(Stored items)

--------

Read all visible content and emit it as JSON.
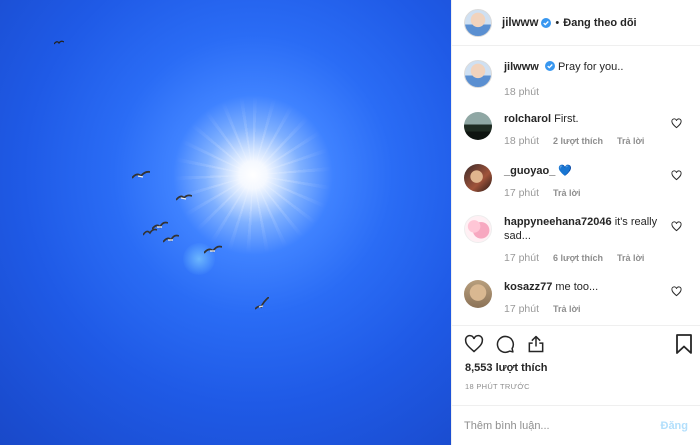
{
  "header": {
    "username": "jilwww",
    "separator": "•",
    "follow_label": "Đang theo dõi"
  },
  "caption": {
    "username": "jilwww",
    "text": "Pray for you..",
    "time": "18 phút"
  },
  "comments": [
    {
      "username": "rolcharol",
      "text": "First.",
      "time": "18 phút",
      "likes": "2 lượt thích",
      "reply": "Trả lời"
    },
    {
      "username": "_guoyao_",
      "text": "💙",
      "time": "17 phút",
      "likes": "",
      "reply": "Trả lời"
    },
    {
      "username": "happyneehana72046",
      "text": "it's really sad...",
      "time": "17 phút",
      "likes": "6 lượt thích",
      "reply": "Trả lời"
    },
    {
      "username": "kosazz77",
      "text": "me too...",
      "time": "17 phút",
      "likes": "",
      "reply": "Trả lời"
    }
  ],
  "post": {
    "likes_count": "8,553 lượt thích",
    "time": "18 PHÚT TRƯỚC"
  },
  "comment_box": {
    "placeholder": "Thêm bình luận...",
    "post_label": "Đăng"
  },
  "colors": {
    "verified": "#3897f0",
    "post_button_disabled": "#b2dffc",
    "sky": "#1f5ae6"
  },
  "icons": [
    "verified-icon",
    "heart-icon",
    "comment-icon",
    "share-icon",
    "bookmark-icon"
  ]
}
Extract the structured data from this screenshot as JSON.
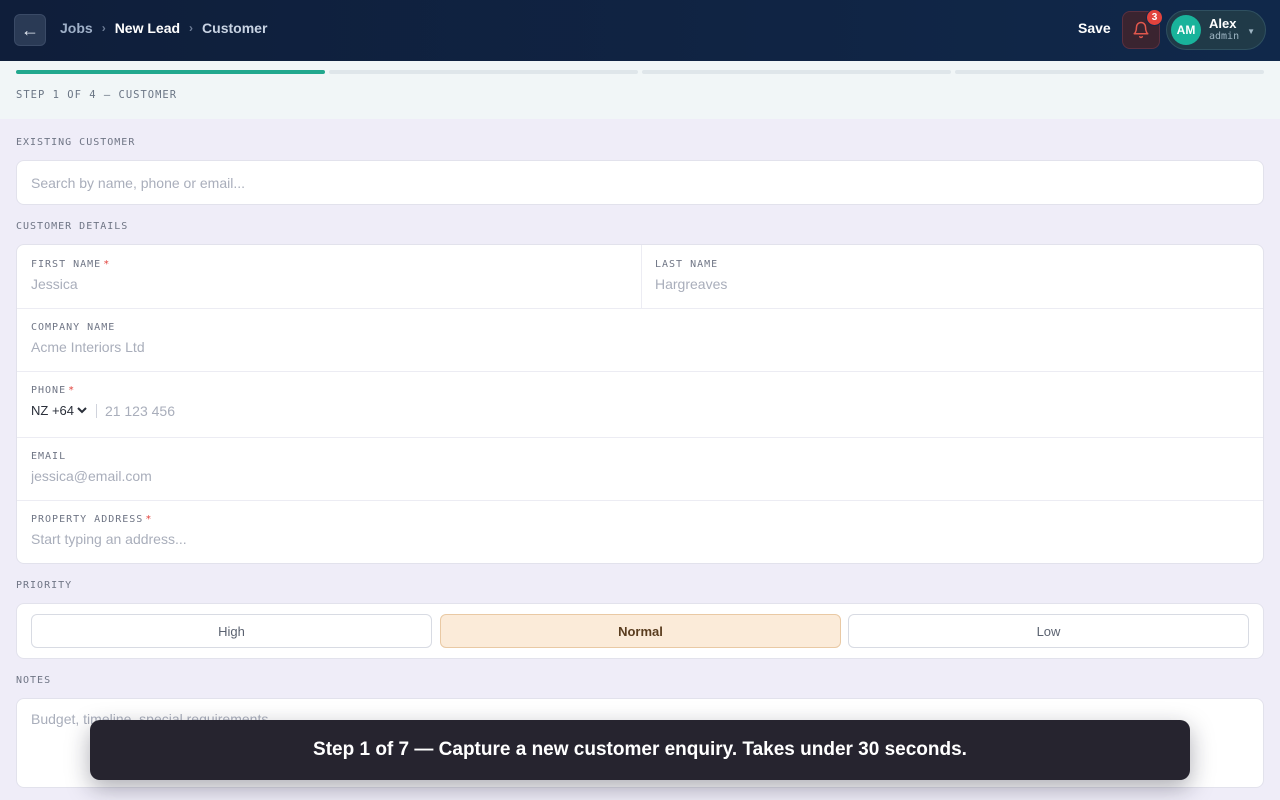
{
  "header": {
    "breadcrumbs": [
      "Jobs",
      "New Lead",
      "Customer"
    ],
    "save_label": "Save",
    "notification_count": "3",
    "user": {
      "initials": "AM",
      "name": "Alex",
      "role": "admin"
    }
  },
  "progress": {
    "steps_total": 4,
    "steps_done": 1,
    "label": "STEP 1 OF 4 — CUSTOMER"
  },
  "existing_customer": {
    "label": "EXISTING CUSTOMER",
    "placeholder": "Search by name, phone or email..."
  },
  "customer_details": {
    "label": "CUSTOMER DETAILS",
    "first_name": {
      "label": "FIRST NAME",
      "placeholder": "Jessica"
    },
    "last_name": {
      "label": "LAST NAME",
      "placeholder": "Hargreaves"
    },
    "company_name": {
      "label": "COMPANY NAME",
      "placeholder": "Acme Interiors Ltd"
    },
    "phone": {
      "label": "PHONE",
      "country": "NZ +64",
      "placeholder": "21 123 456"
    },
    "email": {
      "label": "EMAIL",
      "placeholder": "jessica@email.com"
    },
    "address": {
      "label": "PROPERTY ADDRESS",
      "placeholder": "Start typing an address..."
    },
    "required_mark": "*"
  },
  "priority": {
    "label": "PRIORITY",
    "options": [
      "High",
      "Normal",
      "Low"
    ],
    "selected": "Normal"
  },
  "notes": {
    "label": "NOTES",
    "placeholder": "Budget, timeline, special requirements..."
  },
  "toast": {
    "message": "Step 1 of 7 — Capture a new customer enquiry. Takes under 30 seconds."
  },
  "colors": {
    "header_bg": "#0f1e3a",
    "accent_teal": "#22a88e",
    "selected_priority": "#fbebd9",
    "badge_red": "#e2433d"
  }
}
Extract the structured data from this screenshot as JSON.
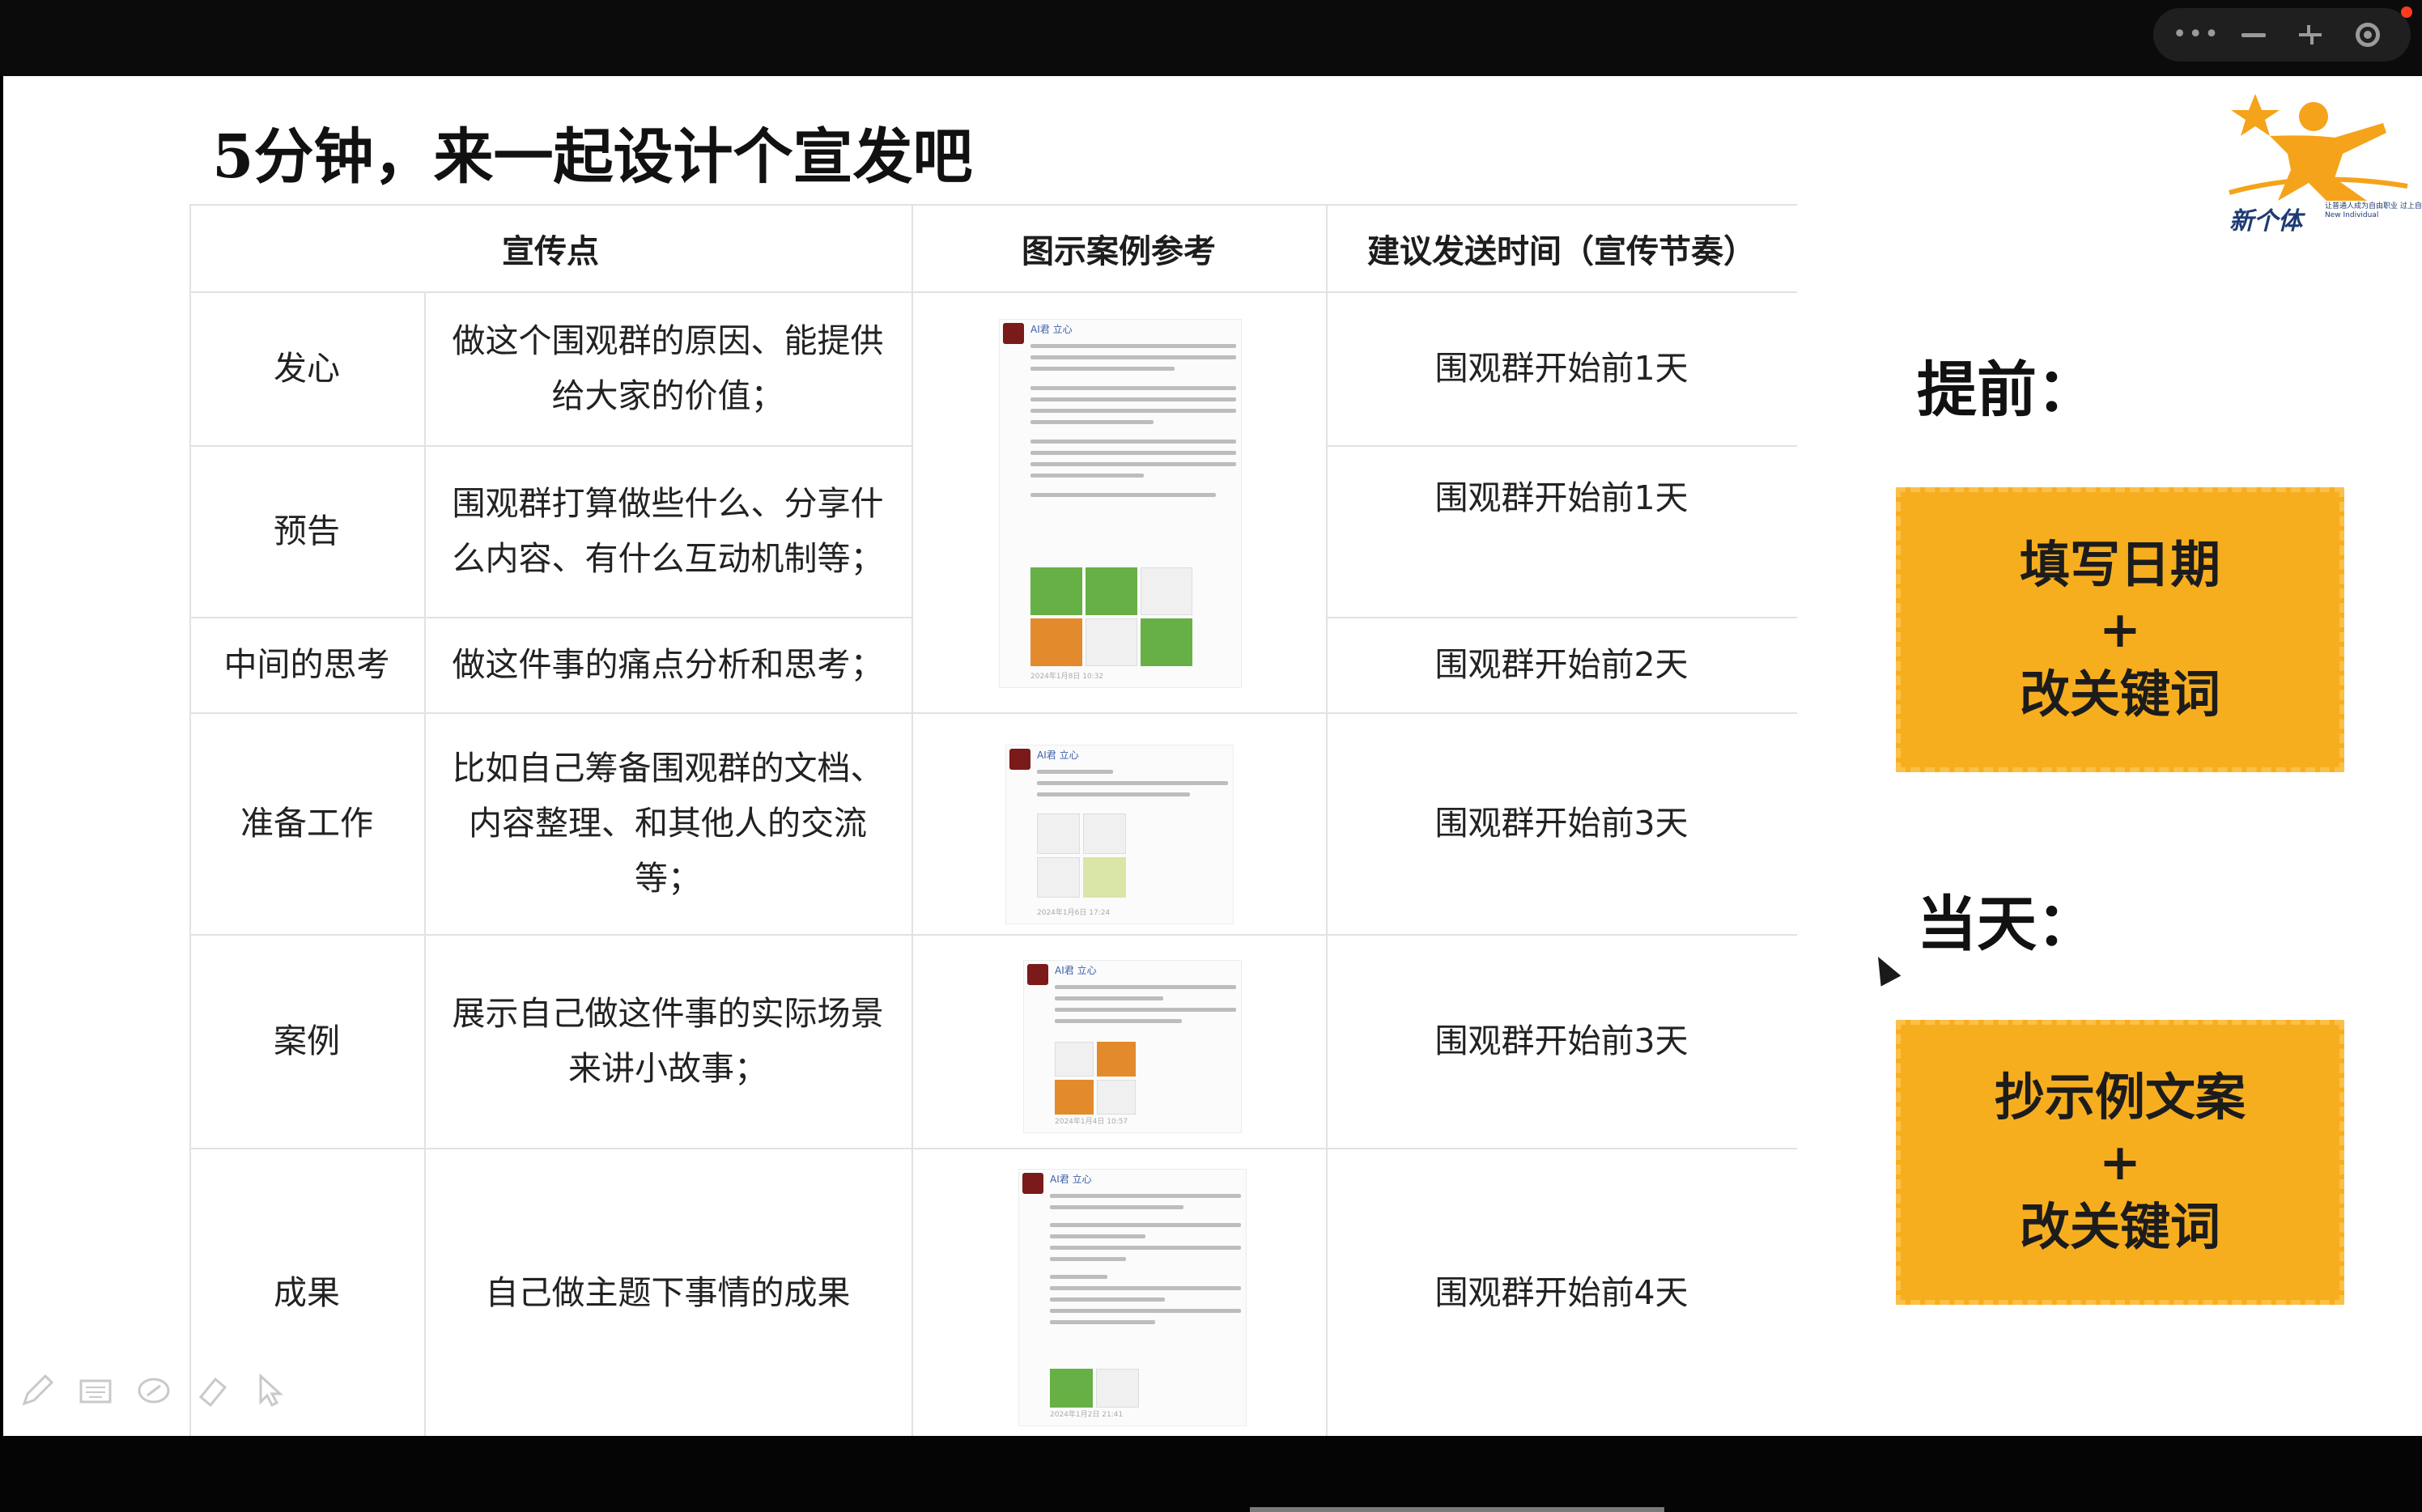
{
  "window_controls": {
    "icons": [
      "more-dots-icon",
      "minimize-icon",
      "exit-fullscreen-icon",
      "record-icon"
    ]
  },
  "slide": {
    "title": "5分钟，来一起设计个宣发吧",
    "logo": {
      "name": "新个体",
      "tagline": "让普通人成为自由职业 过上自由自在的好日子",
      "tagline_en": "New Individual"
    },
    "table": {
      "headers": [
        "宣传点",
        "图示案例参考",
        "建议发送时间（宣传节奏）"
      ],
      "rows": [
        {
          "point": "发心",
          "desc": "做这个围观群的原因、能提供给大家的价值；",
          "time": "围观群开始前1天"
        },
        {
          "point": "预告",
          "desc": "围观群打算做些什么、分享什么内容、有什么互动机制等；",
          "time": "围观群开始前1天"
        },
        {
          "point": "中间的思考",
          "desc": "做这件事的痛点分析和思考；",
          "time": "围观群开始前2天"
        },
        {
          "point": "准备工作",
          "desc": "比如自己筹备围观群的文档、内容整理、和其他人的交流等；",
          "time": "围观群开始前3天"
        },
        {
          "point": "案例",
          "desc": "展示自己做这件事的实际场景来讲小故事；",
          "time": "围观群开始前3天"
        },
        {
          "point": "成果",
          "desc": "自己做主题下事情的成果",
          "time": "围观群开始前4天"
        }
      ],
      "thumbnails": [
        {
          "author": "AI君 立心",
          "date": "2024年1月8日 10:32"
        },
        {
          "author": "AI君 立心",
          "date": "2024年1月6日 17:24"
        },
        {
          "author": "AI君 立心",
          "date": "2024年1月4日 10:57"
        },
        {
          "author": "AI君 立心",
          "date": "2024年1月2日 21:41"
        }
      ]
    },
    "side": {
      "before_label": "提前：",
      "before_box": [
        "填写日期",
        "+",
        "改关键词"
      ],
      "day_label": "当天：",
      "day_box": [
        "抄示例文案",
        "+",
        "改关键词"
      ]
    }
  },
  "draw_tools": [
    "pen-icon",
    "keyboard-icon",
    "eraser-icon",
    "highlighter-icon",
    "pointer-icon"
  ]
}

--------

Work out how many lines in the entries hold the string "date". Your answer should consist solely of that number.

| Result of this task |
4